[begin Supplied data]

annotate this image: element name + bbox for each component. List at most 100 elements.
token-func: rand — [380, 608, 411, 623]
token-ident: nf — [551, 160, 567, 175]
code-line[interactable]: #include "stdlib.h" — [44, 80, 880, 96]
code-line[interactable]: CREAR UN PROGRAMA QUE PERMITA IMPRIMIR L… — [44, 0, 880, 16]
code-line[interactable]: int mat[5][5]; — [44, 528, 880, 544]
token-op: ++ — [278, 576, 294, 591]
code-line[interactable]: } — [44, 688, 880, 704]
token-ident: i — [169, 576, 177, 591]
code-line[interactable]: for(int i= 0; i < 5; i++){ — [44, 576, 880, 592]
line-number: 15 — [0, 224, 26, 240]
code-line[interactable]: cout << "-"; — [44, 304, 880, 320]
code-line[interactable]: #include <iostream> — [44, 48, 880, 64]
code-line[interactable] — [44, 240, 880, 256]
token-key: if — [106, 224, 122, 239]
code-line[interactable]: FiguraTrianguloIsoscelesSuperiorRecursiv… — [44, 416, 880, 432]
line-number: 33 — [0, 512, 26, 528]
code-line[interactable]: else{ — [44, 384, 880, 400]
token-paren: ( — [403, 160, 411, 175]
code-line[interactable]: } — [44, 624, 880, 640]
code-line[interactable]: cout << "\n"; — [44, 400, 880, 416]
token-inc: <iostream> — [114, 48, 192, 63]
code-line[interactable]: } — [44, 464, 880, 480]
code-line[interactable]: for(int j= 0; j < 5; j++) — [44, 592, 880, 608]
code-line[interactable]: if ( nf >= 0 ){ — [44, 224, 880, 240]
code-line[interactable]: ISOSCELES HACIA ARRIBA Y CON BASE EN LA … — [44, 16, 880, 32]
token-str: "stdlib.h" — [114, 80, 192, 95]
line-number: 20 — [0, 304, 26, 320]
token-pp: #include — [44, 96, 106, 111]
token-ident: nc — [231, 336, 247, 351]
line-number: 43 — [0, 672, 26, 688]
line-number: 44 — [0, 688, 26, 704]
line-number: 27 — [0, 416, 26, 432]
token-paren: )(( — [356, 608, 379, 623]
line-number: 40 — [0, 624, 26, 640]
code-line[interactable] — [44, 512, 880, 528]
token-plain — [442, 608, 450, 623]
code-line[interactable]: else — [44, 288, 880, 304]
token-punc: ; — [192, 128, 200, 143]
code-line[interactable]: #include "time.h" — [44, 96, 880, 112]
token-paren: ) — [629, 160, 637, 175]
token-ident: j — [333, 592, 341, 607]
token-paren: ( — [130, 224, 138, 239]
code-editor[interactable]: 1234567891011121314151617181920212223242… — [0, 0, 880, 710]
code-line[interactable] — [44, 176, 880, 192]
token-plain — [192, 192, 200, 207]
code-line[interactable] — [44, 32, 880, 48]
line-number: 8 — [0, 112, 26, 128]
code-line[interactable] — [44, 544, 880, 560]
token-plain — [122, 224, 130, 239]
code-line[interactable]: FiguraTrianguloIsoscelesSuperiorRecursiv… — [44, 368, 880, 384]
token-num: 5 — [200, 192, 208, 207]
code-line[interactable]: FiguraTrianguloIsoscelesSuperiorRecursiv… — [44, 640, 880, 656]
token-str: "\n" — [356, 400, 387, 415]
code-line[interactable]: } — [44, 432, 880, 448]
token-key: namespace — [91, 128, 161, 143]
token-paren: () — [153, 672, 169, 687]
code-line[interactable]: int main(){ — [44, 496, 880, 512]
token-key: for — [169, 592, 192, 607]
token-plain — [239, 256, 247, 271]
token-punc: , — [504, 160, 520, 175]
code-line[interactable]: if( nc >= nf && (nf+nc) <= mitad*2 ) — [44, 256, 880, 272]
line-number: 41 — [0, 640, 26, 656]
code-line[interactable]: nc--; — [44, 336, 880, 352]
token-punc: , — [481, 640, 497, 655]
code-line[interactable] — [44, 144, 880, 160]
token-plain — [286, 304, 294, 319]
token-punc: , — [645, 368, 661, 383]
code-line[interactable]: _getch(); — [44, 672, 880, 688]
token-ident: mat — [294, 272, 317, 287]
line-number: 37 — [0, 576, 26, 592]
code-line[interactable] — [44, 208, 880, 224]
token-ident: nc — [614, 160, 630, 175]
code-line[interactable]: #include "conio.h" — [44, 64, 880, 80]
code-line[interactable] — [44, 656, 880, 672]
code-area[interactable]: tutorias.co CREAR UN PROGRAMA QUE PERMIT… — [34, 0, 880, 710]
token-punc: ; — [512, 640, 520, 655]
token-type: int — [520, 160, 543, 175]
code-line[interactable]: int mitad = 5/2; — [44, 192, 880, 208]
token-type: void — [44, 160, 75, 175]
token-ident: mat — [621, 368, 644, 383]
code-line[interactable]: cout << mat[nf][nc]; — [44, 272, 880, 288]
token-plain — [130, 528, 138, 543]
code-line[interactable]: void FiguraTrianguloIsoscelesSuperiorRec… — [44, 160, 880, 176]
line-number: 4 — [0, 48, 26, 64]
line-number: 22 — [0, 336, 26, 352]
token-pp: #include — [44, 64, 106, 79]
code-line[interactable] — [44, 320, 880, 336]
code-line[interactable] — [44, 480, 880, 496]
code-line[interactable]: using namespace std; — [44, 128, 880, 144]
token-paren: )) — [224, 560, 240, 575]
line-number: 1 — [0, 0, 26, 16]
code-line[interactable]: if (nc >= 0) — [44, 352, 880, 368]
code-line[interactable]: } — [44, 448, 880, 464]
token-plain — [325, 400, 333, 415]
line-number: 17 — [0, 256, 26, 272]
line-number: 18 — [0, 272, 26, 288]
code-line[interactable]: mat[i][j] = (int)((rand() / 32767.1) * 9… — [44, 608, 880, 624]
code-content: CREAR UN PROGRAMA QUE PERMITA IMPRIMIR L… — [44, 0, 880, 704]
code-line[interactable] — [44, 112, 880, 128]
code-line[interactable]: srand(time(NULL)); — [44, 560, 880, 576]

[end Supplied data]

Problem statement
Gather every line of the records that contains the string "CREAR", matching case exactly.

Final result
code-line[interactable]: CREAR UN PROGRAMA QUE PERMITA IMPRIMIR L… — [44, 0, 880, 16]
code-area[interactable]: tutorias.co CREAR UN PROGRAMA QUE PERMIT… — [34, 0, 880, 710]
code-content: CREAR UN PROGRAMA QUE PERMITA IMPRIMIR L… — [44, 0, 880, 704]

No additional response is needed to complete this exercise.